**Direction**: Retype the rows starting at the line that contains "chart-title: Вещи, на" and running through the end of the rows, both ends included.

::: Material for this task :::

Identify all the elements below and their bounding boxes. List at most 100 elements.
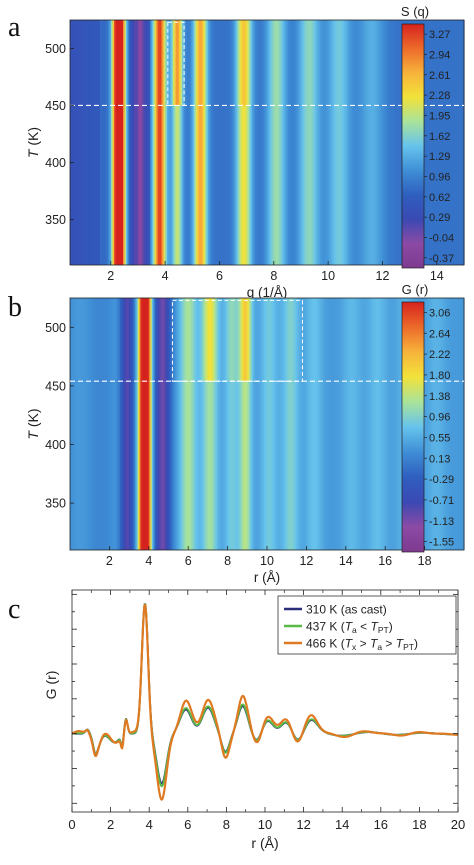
heatmap-cell-upper: [317, 298, 320, 382]
heatmap-cell-lower: [142, 381, 145, 550]
heatmap-cell-lower: [395, 105, 398, 265]
heatmap-cell-lower: [395, 381, 398, 550]
heatmap-cell-upper: [385, 20, 388, 106]
heatmap-cell-lower: [286, 381, 289, 550]
heatmap-cell-lower: [382, 105, 385, 265]
heatmap-cell-lower: [330, 381, 333, 550]
colorbar-title: S (q): [401, 4, 429, 19]
heatmap-cell-upper: [324, 20, 327, 106]
heatmap-cell-lower: [385, 105, 388, 265]
heatmap-cell-upper: [256, 298, 259, 382]
heatmap-cell-lower: [247, 381, 250, 550]
heatmap-cell-lower: [379, 105, 382, 265]
heatmap-cell-lower: [376, 381, 379, 550]
heatmap-cell-lower: [206, 381, 209, 550]
heatmap-cell-upper: [341, 20, 344, 106]
heatmap-cell-lower: [265, 105, 268, 265]
heatmap-cell-upper: [251, 20, 254, 106]
heatmap-cell-upper: [330, 20, 333, 106]
heatmap-cell-upper: [147, 20, 150, 106]
heatmap-cell-lower: [74, 381, 77, 550]
heatmap-cell-upper: [185, 20, 188, 106]
heatmap-cell-upper: [426, 298, 429, 382]
heatmap-cell-lower: [274, 381, 277, 550]
heatmap-cell-lower: [186, 381, 189, 550]
heatmap-cell-lower: [73, 381, 76, 550]
heatmap-cell-lower: [374, 105, 377, 265]
heatmap-cell-lower: [198, 381, 201, 550]
heatmap-cell-upper: [86, 298, 89, 382]
heatmap-cell-upper: [189, 298, 192, 382]
heatmap-cell-lower: [286, 105, 289, 265]
heatmap-cell-lower: [113, 381, 117, 550]
colorbar-tick-label: 3.27: [429, 29, 450, 41]
heatmap-cell-upper: [194, 20, 197, 106]
heatmap-cell-upper: [209, 298, 212, 382]
heatmap-cell-lower: [445, 381, 448, 550]
heatmap-cell-upper: [109, 20, 112, 106]
heatmap-cell-upper: [333, 20, 336, 106]
heatmap-cell-lower: [182, 105, 185, 265]
heatmap-cell-lower: [160, 381, 164, 550]
heatmap-cell-lower: [388, 381, 391, 550]
heatmap-cell-lower: [427, 381, 430, 550]
heatmap-cell-lower: [339, 105, 342, 265]
heatmap-cell-upper: [435, 20, 438, 106]
heatmap-cell-upper: [204, 298, 207, 382]
heatmap-cell-lower: [177, 105, 180, 265]
heatmap-cell-lower: [350, 381, 353, 550]
heatmap-cell-upper: [241, 20, 244, 106]
colorbar-title: G (r): [402, 282, 429, 297]
heatmap-cell-lower: [262, 105, 265, 265]
heatmap-cell-lower: [385, 381, 388, 550]
heatmap-cell-lower: [323, 105, 326, 265]
heatmap-cell-upper: [209, 20, 212, 106]
heatmap-cell-upper: [239, 20, 242, 106]
colorbar-tick-label: 2.61: [429, 70, 450, 82]
heatmap-cell-upper: [354, 298, 358, 382]
legend-label: 466 K (Tx > Ta > TPT): [306, 637, 418, 653]
heatmap-cell-upper: [324, 298, 327, 382]
heatmap-cell-lower: [183, 381, 186, 550]
heatmap-cell-lower: [230, 381, 233, 550]
heatmap-cell-upper: [254, 20, 257, 106]
heatmap-cell-lower: [460, 105, 464, 265]
heatmap-cell-lower: [439, 381, 442, 550]
heatmap-cell-upper: [295, 20, 298, 106]
heatmap-cell-lower: [312, 381, 315, 550]
heatmap-cell-lower: [315, 105, 318, 265]
heatmap-cell-upper: [71, 298, 74, 382]
heatmap-cell-lower: [83, 105, 86, 265]
heatmap-cell-upper: [456, 298, 459, 382]
heatmap-cell-lower: [456, 105, 459, 265]
heatmap-cell-lower: [329, 381, 332, 550]
heatmap-cell-upper: [123, 20, 126, 106]
heatmap-cell-lower: [444, 381, 447, 550]
heatmap-cell-lower: [447, 381, 450, 550]
heatmap-cell-lower: [424, 381, 427, 550]
heatmap-cell-lower: [342, 381, 345, 550]
heatmap-cell-upper: [356, 20, 359, 106]
heatmap-cell-upper: [138, 298, 141, 382]
heatmap-cell-upper: [165, 298, 168, 382]
heatmap-cell-upper: [133, 20, 136, 106]
panel-label-a: a: [8, 12, 21, 43]
colorbar-tick-label: 2.64: [429, 328, 450, 340]
heatmap-cell-lower: [141, 381, 144, 550]
heatmap-cell-upper: [94, 298, 97, 382]
heatmap-cell-upper: [282, 298, 285, 382]
heatmap-cell-upper: [433, 20, 436, 106]
heatmap-cell-upper: [124, 298, 127, 382]
x-tick-label: 20: [451, 817, 465, 832]
heatmap-cell-lower: [200, 381, 203, 550]
heatmap-cell-lower: [135, 381, 138, 550]
heatmap-cell-upper: [100, 298, 103, 382]
heatmap-cell-upper: [427, 298, 430, 382]
heatmap-cell-lower: [338, 381, 341, 550]
heatmap-cell-upper: [179, 298, 182, 382]
heatmap-cell-upper: [335, 298, 338, 382]
heatmap-cell-lower: [383, 105, 386, 265]
heatmap-cell-upper: [176, 20, 179, 106]
heatmap-cell-upper: [323, 298, 326, 382]
heatmap-cell-upper: [89, 298, 92, 382]
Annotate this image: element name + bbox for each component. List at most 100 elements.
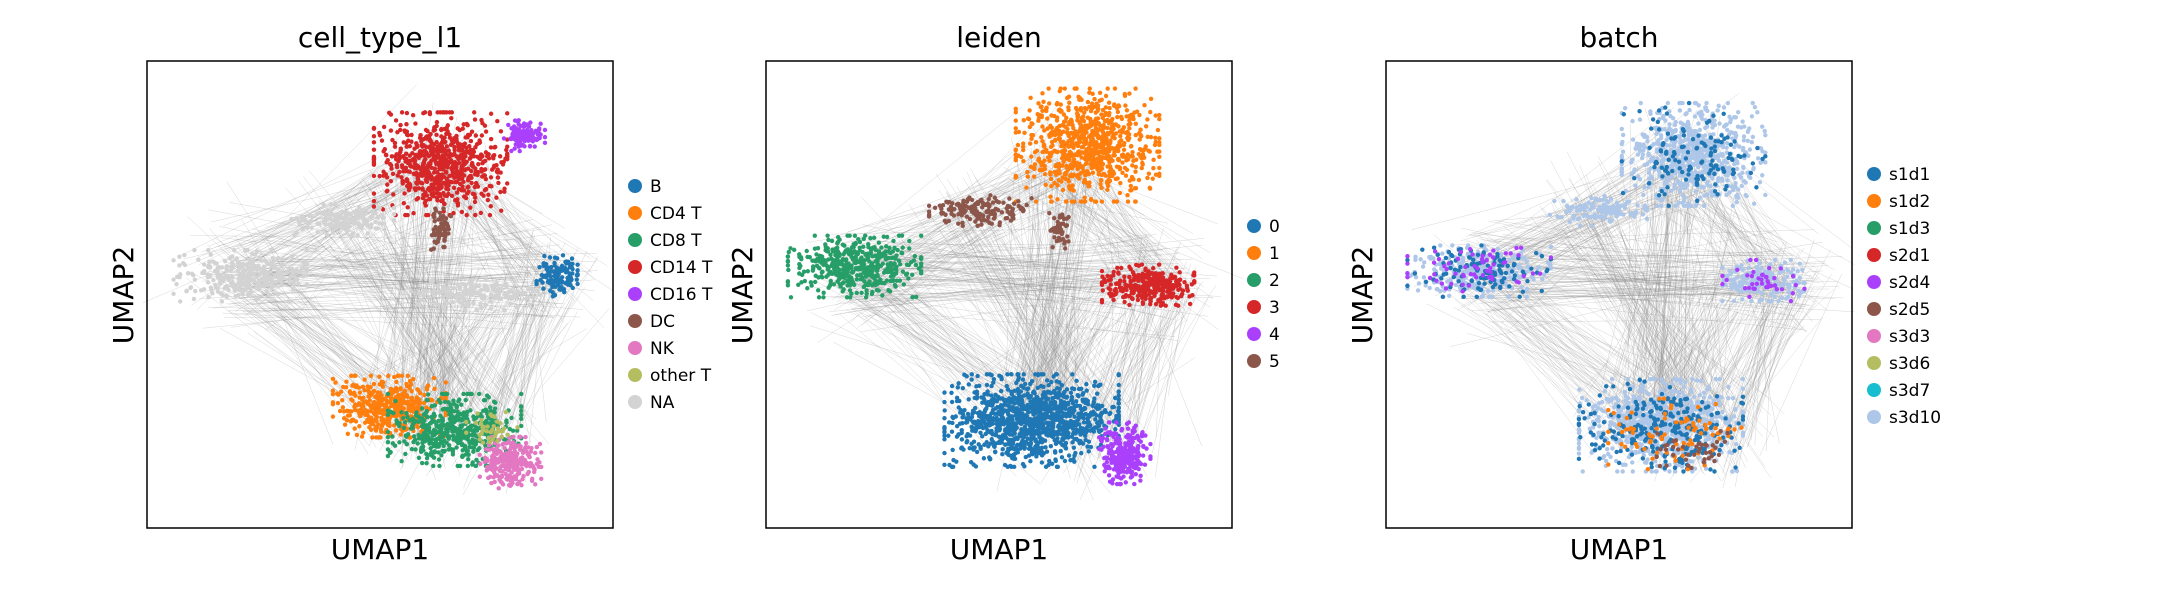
graph-edge (326, 243, 537, 420)
legend-marker (628, 368, 642, 382)
scatter-point-na (270, 283, 276, 289)
scatter-point-1 (1113, 122, 1119, 127)
scatter-point-cd8-t (385, 439, 391, 445)
scatter-point-cd8-t (410, 426, 415, 431)
scatter-point-na (279, 263, 284, 269)
scatter-point-cd4-t (371, 418, 376, 423)
scatter-point-nk (504, 465, 510, 471)
scatter-point-nk (493, 473, 498, 478)
scatter-point-na (294, 230, 299, 236)
graph-edge (369, 201, 495, 451)
scatter-point-cd14-t (385, 182, 390, 187)
scatter-point-cd14-t (388, 128, 394, 133)
scatter-point-na (317, 210, 322, 216)
scatter-point-1 (1013, 175, 1018, 180)
scatter-point-1 (1120, 170, 1125, 175)
scatter-point-cd14-t (505, 151, 510, 156)
scatter-point-cd14-t (412, 186, 418, 191)
scatter-point-cd8-t (510, 428, 516, 433)
scatter-point-1 (1090, 150, 1096, 155)
scatter-point-1 (1077, 172, 1082, 177)
scatter-point-nk (508, 478, 514, 484)
graph-edge (434, 186, 525, 263)
scatter-point-na (373, 219, 378, 225)
scatter-point-na (294, 267, 299, 273)
scatter-point-nk (528, 464, 533, 469)
scatter-point-cd14-t (505, 111, 510, 116)
scatter-point-1 (1148, 134, 1154, 140)
graph-edge (179, 142, 408, 257)
scatter-point-cd8-t (441, 433, 446, 438)
graph-edge (416, 286, 526, 423)
scatter-point-nk (518, 434, 523, 440)
scatter-point-cd8-t (465, 463, 471, 469)
scatter-point-b (569, 256, 575, 261)
scatter-point-cd8-t (420, 440, 425, 446)
scatter-point-nk (529, 478, 535, 484)
graph-edge (409, 314, 491, 425)
graph-edge (234, 276, 530, 290)
scatter-point-cd8-t (487, 405, 493, 410)
scatter-point-1 (1061, 123, 1066, 128)
scatter-point-cd8-t (414, 410, 419, 415)
graph-edge (253, 172, 401, 245)
scatter-point-nk (521, 461, 526, 467)
scatter-point-cd8-t (448, 410, 453, 416)
scatter-point-na (479, 295, 485, 301)
scatter-point-1 (1062, 86, 1067, 91)
scatter-point-1 (1099, 185, 1104, 191)
scatter-point-1 (1157, 142, 1162, 148)
scatter-point-1 (1070, 183, 1075, 188)
scatter-point-1 (1085, 99, 1091, 105)
scatter-point-na (223, 273, 228, 278)
scatter-point-na (201, 262, 207, 267)
scatter-point-cd4-t (366, 388, 371, 393)
scatter-point-cd14-t (468, 138, 474, 144)
scatter-point-nk (522, 457, 527, 463)
scatter-point-1 (1082, 195, 1087, 200)
graph-edge (219, 288, 369, 398)
scatter-point-cd14-t (494, 195, 499, 200)
scatter-point-1 (1086, 171, 1092, 177)
graph-edge (385, 240, 509, 425)
graph-edge (222, 312, 510, 330)
graph-edge (343, 207, 507, 428)
scatter-point-1 (1130, 163, 1135, 168)
scatter-point-na (436, 289, 441, 295)
scatter-point-na (462, 307, 468, 312)
graph-edge (274, 216, 440, 285)
scatter-point-cd14-t (495, 175, 501, 180)
scatter-point-1 (1106, 118, 1112, 124)
graph-edge (412, 199, 454, 403)
scatter-point-1 (1058, 102, 1063, 107)
scatter-point-na (377, 205, 382, 211)
scatter-point-na (291, 287, 296, 292)
scatter-point-1 (1048, 172, 1053, 177)
graph-edge (251, 267, 552, 306)
graph-edge (400, 310, 476, 401)
scatter-point-nk (520, 476, 525, 482)
scatter-point-cd4-t (330, 414, 336, 419)
scatter-point-cd14-t (413, 121, 418, 126)
scatter-point-b (570, 271, 575, 276)
scatter-point-cd14-t (450, 153, 455, 158)
scatter-point-cd4-t (431, 375, 437, 381)
scatter-point-cd14-t (449, 138, 455, 143)
scatter-point-na (247, 257, 253, 263)
scatter-point-cd8-t (401, 425, 407, 431)
scatter-point-1 (1105, 125, 1110, 131)
graph-edge (452, 202, 538, 317)
scatter-point-cd14-t (433, 159, 438, 165)
scatter-point-b (540, 280, 545, 285)
scatter-point-cd14-t (371, 134, 377, 139)
scatter-point-cd14-t (411, 165, 417, 170)
graph-edge (255, 252, 597, 263)
scatter-point-nk (531, 469, 537, 475)
scatter-point-1 (1053, 149, 1059, 154)
scatter-point-cd14-t (400, 179, 405, 184)
scatter-point-nk (508, 482, 514, 488)
scatter-point-na (188, 285, 193, 291)
scatter-point-cd4-t (363, 411, 369, 416)
scatter-point-na (421, 288, 427, 294)
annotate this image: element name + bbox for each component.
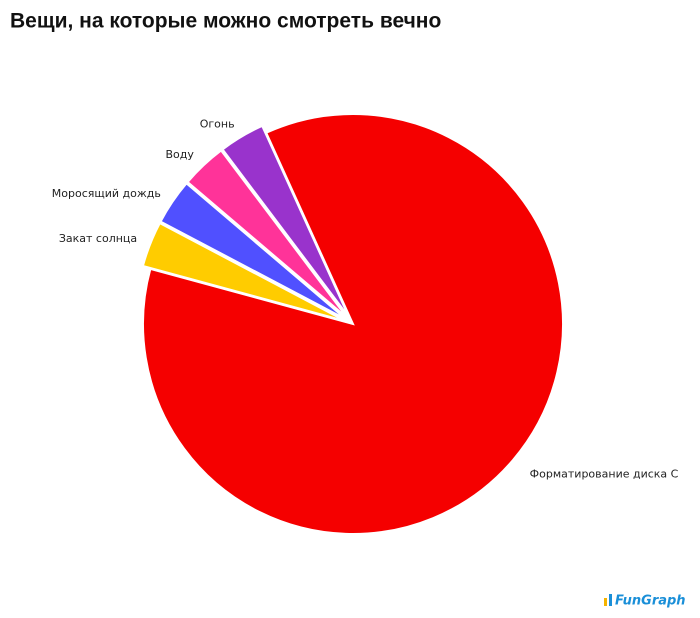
chart-title: Вещи, на которые можно смотреть вечно xyxy=(10,10,441,33)
logo: FunGraph xyxy=(604,594,686,609)
slice-label: Огонь xyxy=(200,118,235,131)
slice-label: Воду xyxy=(165,148,194,161)
pie-slice xyxy=(159,182,348,321)
logo-bar xyxy=(604,598,607,606)
slice-label: Форматирование диска С xyxy=(530,467,679,480)
pie-slice xyxy=(186,149,349,319)
slice-label: Моросящий дождь xyxy=(52,187,161,200)
pie-slice xyxy=(141,221,347,323)
pie-slice xyxy=(142,113,564,535)
pie-slice xyxy=(221,124,350,318)
watermark: FunGraph xyxy=(615,594,686,609)
slice-label: Закат солнца xyxy=(59,232,137,245)
logo-bar xyxy=(609,594,612,606)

:::

**Completed exercise**:
chart-title: Вещи, на которые можно смотреть вечно xyxy=(10,10,441,33)
logo: FunGraph xyxy=(604,594,686,609)
slice-label: Огонь xyxy=(200,118,235,131)
slice-label: Воду xyxy=(165,148,194,161)
pie-slice xyxy=(159,182,348,321)
logo-bar xyxy=(604,598,607,606)
slice-label: Форматирование диска С xyxy=(530,467,679,480)
pie-slice xyxy=(186,149,349,319)
slice-label: Моросящий дождь xyxy=(52,187,161,200)
pie-slice xyxy=(141,221,347,323)
pie-slice xyxy=(142,113,564,535)
pie-slice xyxy=(221,124,350,318)
watermark: FunGraph xyxy=(615,594,686,609)
slice-label: Закат солнца xyxy=(59,232,137,245)
logo-bar xyxy=(609,594,612,606)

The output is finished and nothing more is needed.